* What to do
Find each line with the string "Limit" and copy it.

— Begin Task material —

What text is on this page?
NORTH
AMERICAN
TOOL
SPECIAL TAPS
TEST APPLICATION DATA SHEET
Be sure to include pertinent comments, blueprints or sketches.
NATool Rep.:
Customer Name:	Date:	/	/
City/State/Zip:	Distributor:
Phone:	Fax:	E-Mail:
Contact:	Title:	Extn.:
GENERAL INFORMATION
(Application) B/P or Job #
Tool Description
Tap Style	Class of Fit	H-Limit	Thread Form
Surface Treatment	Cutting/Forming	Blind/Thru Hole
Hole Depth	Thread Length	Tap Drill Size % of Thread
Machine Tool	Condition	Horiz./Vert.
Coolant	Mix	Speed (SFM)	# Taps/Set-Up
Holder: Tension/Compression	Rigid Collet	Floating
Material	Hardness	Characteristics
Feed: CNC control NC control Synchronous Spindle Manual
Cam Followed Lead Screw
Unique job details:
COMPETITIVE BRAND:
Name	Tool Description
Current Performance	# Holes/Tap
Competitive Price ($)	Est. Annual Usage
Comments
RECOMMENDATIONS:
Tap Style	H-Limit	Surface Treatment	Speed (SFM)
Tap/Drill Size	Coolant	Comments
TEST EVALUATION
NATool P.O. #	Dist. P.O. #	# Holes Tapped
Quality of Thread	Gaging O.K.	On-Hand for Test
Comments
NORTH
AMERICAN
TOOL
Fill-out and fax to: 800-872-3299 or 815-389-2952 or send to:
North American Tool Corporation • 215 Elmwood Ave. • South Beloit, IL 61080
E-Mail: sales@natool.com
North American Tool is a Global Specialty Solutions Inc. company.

— End Task material —

* Exercise result
Tap Style	Class of Fit	H-Limit	Thread Form
Tap Style	H-Limit	Surface Treatment	Speed (SFM)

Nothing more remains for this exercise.